PROBLEM:
Pictures aside, repeat every entry exactly.

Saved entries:
_ _ _ _ _ _ _
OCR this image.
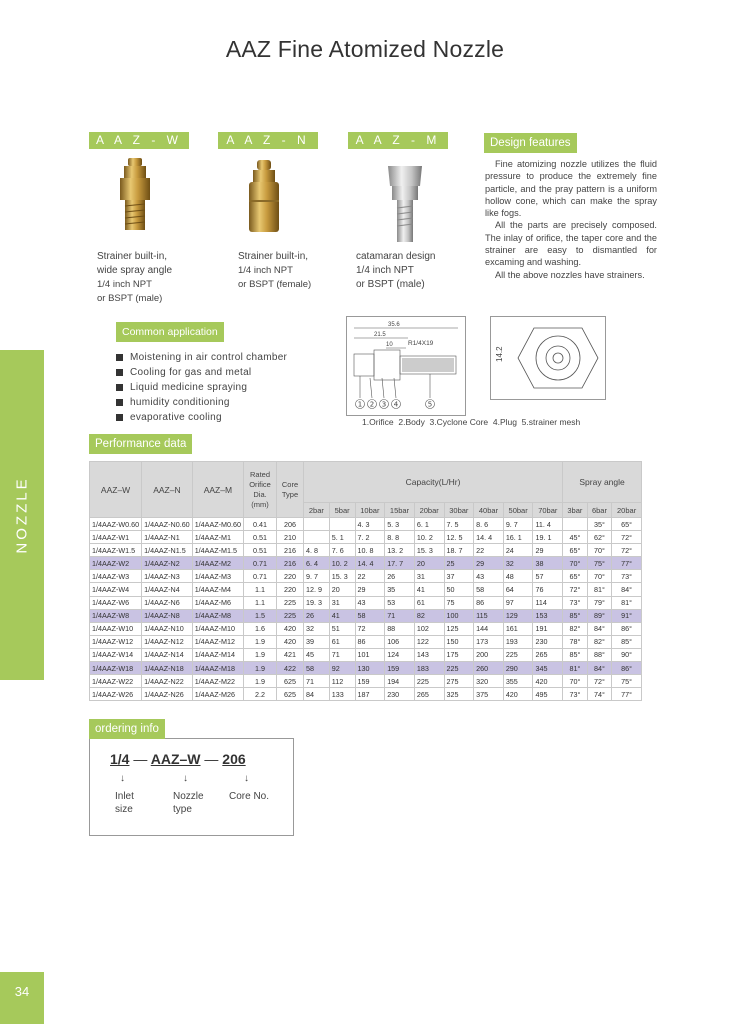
AAZ Fine Atomized Nozzle
A A Z - W	A A Z - N	A A Z - M
Strainer built-in,
wide spray angle
1/4 inch NPT
or BSPT (male)
Strainer built-in,
1/4 inch NPT
or BSPT (female)
catamaran design
1/4 inch NPT
or BSPT (male)
Design features

Fine atomizing nozzle utilizes the fluid pressure to produce the extremely fine particle, and the pray pattern is a uniform hollow cone, which can make the spray like fogs.

All the parts are precisely composed. The inlay of orifice, the taper core and the strainer are easy to dismantled for excaming and washing.

All the above nozzles have strainers.

Common application
Moistening in air control chamber
Cooling for gas and metal
Liquid medicine spraying
humidity conditioning
evaporative cooling
35.6
21.5
10 R1/4X19
1 2 3 4	5
14.2
1.Orifice  2.Body  3.Cyclone Core  4.Plug  5.strainer mesh
Performance data
AAZ–W	AAZ–N	AAZ–M	Rated Orifice Dia. (mm)	Core Type	Capacity(L/Hr)									Spray angle		
					2bar	5bar	10bar	15bar	20bar	30bar	40bar	50bar	70bar	3bar	6bar	20bar
1/4AAZ-W0.60	1/4AAZ-N0.60	1/4AAZ-M0.60	0.41	206			4. 3	5. 3	6. 1	7. 5	8. 6	9. 7	11. 4		35°	65°
1/4AAZ-W1	1/4AAZ-N1	1/4AAZ-M1	0.51	210		5. 1	7. 2	8. 8	10. 2	12. 5	14. 4	16. 1	19. 1	45°	62°	72°
1/4AAZ-W1.5	1/4AAZ-N1.5	1/4AAZ-M1.5	0.51	216	4. 8	7. 6	10. 8	13. 2	15. 3	18. 7	22	24	29	65°	70°	72°
1/4AAZ-W2	1/4AAZ-N2	1/4AAZ-M2	0.71	216	6. 4	10. 2	14. 4	17. 7	20	25	29	32	38	70°	75°	77°
1/4AAZ-W3	1/4AAZ-N3	1/4AAZ-M3	0.71	220	9. 7	15. 3	22	26	31	37	43	48	57	65°	70°	73°
1/4AAZ-W4	1/4AAZ-N4	1/4AAZ-M4	1.1	220	12. 9	20	29	35	41	50	58	64	76	72°	81°	84°
1/4AAZ-W6	1/4AAZ-N6	1/4AAZ-M6	1.1	225	19. 3	31	43	53	61	75	86	97	114	73°	79°	81°
1/4AAZ-W8	1/4AAZ-N8	1/4AAZ-M8	1.5	225	26	41	58	71	82	100	115	129	153	85°	89°	91°
1/4AAZ-W10	1/4AAZ-N10	1/4AAZ-M10	1.6	420	32	51	72	88	102	125	144	161	191	82°	84°	86°
1/4AAZ-W12	1/4AAZ-N12	1/4AAZ-M12	1.9	420	39	61	86	106	122	150	173	193	230	78°	82°	85°
1/4AAZ-W14	1/4AAZ-N14	1/4AAZ-M14	1.9	421	45	71	101	124	143	175	200	225	265	85°	88°	90°
1/4AAZ-W18	1/4AAZ-N18	1/4AAZ-M18	1.9	422	58	92	130	159	183	225	260	290	345	81°	84°	86°
1/4AAZ-W22	1/4AAZ-N22	1/4AAZ-M22	1.9	625	71	112	159	194	225	275	320	355	420	70°	72°	75°
1/4AAZ-W26	1/4AAZ-N26	1/4AAZ-M26	2.2	625	84	133	187	230	265	325	375	420	495	73°	74°	77°
ordering info
1/4 — AAZ–W — 206
↓	↓	↓
Inlet
size
Nozzle
type
Core No.
NOZZLE
34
_ _ _ _ _ _ _
RESPONSE TO THE EXERCISE:
OCR this image.
AAZ Fine Atomized Nozzle
A A Z - W	A A Z - N	A A Z - M
Strainer built-in,
wide spray angle
1/4 inch NPT
or BSPT (male)
Strainer built-in,
1/4 inch NPT
or BSPT (female)
catamaran design
1/4 inch NPT
or BSPT (male)
Design features

Fine atomizing nozzle utilizes the fluid pressure to produce the extremely fine particle, and the pray pattern is a uniform hollow cone, which can make the spray like fogs.

All the parts are precisely composed. The inlay of orifice, the taper core and the strainer are easy to dismantled for excaming and washing.

All the above nozzles have strainers.

Common application
Moistening in air control chamber
Cooling for gas and metal
Liquid medicine spraying
humidity conditioning
evaporative cooling
35.6
21.5
10 R1/4X19
1 2 3 4	5
14.2
1.Orifice  2.Body  3.Cyclone Core  4.Plug  5.strainer mesh
Performance data
AAZ–W	AAZ–N	AAZ–M	Rated Orifice Dia. (mm)	Core Type	Capacity(L/Hr)									Spray angle		
					2bar	5bar	10bar	15bar	20bar	30bar	40bar	50bar	70bar	3bar	6bar	20bar
1/4AAZ-W0.60	1/4AAZ-N0.60	1/4AAZ-M0.60	0.41	206			4. 3	5. 3	6. 1	7. 5	8. 6	9. 7	11. 4		35°	65°
1/4AAZ-W1	1/4AAZ-N1	1/4AAZ-M1	0.51	210		5. 1	7. 2	8. 8	10. 2	12. 5	14. 4	16. 1	19. 1	45°	62°	72°
1/4AAZ-W1.5	1/4AAZ-N1.5	1/4AAZ-M1.5	0.51	216	4. 8	7. 6	10. 8	13. 2	15. 3	18. 7	22	24	29	65°	70°	72°
1/4AAZ-W2	1/4AAZ-N2	1/4AAZ-M2	0.71	216	6. 4	10. 2	14. 4	17. 7	20	25	29	32	38	70°	75°	77°
1/4AAZ-W3	1/4AAZ-N3	1/4AAZ-M3	0.71	220	9. 7	15. 3	22	26	31	37	43	48	57	65°	70°	73°
1/4AAZ-W4	1/4AAZ-N4	1/4AAZ-M4	1.1	220	12. 9	20	29	35	41	50	58	64	76	72°	81°	84°
1/4AAZ-W6	1/4AAZ-N6	1/4AAZ-M6	1.1	225	19. 3	31	43	53	61	75	86	97	114	73°	79°	81°
1/4AAZ-W8	1/4AAZ-N8	1/4AAZ-M8	1.5	225	26	41	58	71	82	100	115	129	153	85°	89°	91°
1/4AAZ-W10	1/4AAZ-N10	1/4AAZ-M10	1.6	420	32	51	72	88	102	125	144	161	191	82°	84°	86°
1/4AAZ-W12	1/4AAZ-N12	1/4AAZ-M12	1.9	420	39	61	86	106	122	150	173	193	230	78°	82°	85°
1/4AAZ-W14	1/4AAZ-N14	1/4AAZ-M14	1.9	421	45	71	101	124	143	175	200	225	265	85°	88°	90°
1/4AAZ-W18	1/4AAZ-N18	1/4AAZ-M18	1.9	422	58	92	130	159	183	225	260	290	345	81°	84°	86°
1/4AAZ-W22	1/4AAZ-N22	1/4AAZ-M22	1.9	625	71	112	159	194	225	275	320	355	420	70°	72°	75°
1/4AAZ-W26	1/4AAZ-N26	1/4AAZ-M26	2.2	625	84	133	187	230	265	325	375	420	495	73°	74°	77°
ordering info
1/4 — AAZ–W — 206
↓	↓	↓
Inlet
size
Nozzle
type
Core No.
NOZZLE
34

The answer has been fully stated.